• **Set exercise**: Reply with one number only: the count of lines below that contain the word "name".
** begin Record list **
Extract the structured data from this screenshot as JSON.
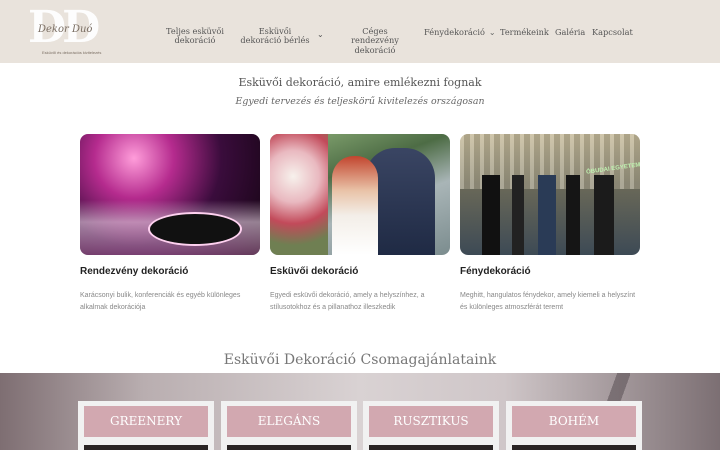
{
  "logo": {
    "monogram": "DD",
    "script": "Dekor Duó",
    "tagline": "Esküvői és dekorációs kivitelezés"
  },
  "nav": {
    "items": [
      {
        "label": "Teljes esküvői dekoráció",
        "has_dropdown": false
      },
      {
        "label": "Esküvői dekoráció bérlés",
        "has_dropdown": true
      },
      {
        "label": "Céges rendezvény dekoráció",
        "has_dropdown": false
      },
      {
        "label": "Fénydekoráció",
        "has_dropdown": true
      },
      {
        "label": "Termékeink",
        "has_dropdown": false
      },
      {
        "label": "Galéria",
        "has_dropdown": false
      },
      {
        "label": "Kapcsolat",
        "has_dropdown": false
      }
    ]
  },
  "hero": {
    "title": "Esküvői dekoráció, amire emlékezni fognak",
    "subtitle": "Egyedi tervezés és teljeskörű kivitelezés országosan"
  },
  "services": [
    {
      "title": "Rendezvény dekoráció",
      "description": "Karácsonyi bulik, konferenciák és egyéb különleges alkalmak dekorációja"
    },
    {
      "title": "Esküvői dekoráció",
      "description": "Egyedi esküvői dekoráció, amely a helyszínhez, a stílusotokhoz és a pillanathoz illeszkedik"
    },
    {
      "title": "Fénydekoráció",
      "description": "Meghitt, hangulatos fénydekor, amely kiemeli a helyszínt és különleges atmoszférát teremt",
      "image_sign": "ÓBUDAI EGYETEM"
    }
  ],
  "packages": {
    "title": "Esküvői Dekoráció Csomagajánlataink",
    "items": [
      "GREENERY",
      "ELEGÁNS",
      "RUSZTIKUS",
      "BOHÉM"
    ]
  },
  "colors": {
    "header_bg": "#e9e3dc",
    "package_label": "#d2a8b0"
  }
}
** end Record list **
** begin Record list **
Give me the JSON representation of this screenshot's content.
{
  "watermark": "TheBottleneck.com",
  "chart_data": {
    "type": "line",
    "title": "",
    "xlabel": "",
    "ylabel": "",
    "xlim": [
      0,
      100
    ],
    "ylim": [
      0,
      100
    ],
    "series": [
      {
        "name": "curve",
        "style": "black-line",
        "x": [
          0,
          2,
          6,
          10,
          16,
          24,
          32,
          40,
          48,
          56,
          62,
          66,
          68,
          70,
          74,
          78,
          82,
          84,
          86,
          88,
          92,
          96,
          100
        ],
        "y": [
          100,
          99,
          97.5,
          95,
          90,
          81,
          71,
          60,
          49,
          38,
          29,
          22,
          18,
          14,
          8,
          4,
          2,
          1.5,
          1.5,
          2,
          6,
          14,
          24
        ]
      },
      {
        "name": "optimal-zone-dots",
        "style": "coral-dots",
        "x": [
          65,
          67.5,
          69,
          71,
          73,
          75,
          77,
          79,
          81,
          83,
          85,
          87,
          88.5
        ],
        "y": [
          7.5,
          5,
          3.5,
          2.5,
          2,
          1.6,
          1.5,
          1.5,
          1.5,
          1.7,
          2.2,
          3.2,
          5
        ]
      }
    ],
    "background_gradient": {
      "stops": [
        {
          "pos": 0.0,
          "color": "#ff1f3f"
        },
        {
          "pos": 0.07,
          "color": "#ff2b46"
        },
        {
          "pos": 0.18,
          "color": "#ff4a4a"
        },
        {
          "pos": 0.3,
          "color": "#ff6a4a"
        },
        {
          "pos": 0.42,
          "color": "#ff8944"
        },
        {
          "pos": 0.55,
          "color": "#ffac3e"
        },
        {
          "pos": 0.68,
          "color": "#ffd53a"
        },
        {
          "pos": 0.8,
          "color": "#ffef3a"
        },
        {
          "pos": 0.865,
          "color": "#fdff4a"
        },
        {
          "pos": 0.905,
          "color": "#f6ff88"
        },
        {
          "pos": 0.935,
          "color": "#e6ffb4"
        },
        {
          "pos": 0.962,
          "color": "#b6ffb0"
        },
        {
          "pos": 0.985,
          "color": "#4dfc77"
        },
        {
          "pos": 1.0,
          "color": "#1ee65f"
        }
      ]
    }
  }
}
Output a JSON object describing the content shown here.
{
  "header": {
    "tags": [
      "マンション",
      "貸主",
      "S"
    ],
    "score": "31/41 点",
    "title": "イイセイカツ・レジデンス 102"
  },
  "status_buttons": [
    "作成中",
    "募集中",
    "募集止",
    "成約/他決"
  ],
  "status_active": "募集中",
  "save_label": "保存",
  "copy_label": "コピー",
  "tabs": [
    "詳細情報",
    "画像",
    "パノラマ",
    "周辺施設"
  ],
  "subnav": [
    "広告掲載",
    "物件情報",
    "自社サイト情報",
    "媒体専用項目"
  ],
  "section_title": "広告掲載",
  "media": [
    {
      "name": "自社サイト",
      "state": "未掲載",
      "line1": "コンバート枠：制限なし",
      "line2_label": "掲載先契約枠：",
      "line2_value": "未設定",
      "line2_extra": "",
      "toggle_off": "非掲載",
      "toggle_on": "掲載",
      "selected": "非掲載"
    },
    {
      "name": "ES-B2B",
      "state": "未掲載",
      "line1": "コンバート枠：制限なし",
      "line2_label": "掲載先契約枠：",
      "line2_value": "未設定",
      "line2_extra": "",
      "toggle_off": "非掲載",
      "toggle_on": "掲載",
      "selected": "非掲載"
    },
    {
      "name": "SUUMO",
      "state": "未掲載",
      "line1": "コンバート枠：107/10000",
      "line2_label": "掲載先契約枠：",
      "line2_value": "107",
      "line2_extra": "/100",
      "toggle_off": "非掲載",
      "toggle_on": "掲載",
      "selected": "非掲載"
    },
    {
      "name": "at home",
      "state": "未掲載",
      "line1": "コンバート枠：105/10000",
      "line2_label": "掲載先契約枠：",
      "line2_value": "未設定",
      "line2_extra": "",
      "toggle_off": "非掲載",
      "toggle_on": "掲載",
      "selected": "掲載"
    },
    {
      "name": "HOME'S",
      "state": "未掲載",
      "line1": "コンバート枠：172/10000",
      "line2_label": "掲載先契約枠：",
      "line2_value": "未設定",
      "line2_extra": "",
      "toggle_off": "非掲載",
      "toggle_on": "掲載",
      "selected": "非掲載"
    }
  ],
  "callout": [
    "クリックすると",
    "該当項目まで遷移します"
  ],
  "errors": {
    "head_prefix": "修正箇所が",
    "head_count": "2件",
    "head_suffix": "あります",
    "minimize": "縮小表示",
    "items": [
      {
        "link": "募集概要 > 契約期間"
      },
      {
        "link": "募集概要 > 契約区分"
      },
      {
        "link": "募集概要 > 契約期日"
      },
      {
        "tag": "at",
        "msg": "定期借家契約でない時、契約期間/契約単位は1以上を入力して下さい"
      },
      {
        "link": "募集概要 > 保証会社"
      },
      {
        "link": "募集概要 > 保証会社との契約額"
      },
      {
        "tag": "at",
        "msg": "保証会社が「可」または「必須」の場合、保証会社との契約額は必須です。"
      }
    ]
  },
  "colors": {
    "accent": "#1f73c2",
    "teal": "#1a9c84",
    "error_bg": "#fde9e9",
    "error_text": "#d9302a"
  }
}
** end Record list **
** begin Record list **
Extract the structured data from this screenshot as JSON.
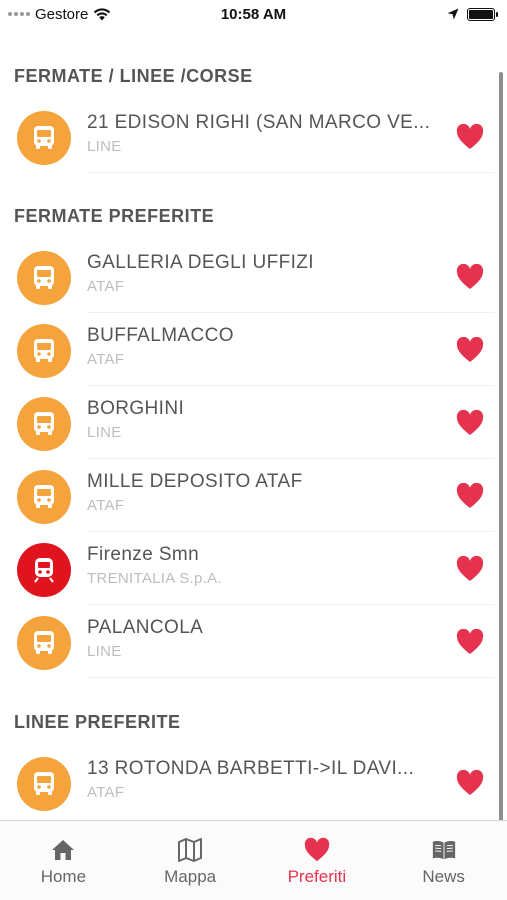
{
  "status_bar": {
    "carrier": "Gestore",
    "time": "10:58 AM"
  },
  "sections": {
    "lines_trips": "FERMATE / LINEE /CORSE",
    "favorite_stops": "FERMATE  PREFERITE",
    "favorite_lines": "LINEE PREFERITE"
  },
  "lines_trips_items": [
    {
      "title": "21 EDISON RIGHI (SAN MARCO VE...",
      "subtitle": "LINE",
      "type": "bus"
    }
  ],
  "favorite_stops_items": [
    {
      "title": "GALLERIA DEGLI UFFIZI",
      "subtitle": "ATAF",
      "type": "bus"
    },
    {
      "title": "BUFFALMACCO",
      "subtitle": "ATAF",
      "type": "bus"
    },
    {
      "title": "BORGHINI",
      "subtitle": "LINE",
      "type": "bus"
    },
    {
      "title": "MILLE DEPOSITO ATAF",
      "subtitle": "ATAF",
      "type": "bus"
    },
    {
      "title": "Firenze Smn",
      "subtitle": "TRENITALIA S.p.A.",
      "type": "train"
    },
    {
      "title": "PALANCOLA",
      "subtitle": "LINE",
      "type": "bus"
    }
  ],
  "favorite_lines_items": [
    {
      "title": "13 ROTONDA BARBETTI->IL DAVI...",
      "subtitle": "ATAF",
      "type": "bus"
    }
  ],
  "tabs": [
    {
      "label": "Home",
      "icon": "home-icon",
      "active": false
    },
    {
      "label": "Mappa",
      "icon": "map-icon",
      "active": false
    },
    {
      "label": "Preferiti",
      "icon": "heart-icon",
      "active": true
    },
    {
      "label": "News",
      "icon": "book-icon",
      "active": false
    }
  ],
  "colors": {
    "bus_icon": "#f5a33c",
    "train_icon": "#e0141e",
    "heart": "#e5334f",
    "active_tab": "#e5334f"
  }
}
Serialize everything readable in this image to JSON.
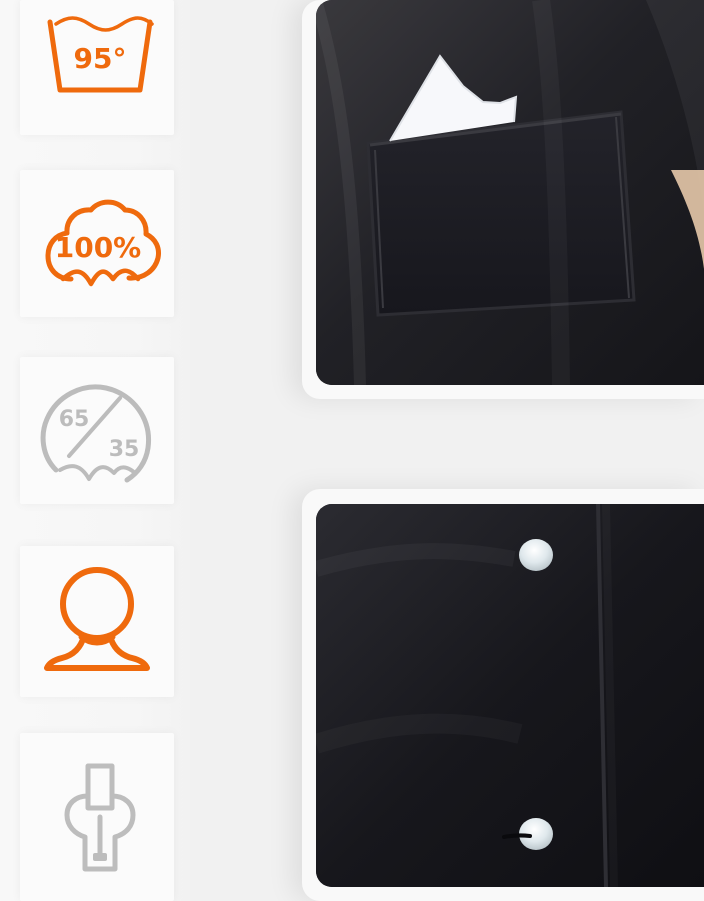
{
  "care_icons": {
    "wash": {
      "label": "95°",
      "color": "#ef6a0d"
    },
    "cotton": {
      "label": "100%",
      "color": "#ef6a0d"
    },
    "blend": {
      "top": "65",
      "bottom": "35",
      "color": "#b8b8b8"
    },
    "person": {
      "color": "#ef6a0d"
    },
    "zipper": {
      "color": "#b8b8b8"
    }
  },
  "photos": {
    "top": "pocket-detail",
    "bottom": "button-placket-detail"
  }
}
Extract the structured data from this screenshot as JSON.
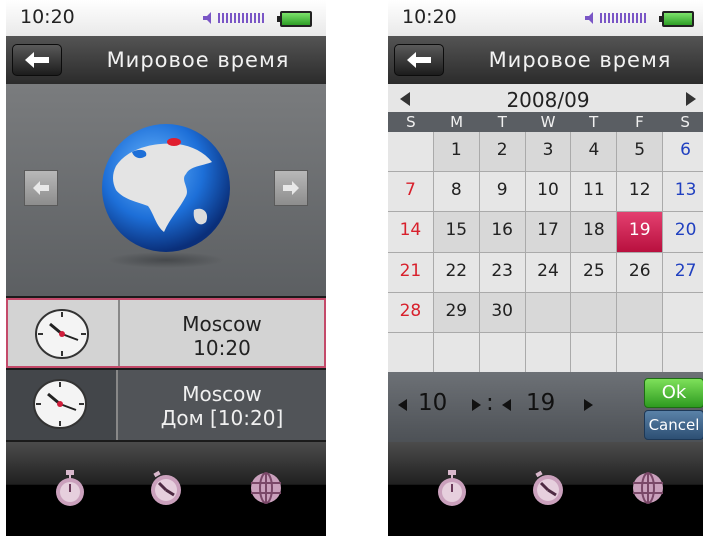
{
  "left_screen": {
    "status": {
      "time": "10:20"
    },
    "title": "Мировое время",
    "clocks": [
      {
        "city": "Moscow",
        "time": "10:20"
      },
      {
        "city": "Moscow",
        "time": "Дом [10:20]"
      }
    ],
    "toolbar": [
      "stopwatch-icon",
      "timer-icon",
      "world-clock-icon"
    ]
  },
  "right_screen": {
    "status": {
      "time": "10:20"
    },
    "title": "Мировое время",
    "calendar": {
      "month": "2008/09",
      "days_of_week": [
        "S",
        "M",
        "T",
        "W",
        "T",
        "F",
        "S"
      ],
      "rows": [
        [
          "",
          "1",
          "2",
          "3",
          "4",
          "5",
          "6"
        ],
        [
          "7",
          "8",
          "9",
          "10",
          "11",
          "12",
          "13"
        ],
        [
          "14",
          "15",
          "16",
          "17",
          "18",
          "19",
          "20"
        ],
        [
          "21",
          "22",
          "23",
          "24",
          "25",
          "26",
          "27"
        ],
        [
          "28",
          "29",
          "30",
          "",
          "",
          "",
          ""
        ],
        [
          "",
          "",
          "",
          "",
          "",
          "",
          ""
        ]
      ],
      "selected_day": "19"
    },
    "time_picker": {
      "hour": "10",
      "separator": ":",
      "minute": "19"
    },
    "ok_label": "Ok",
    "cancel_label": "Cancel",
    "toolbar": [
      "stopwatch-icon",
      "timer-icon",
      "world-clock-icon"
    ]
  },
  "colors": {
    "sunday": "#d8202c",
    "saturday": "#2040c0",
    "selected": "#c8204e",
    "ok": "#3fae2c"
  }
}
** end Record list **
• **Correct response**: 7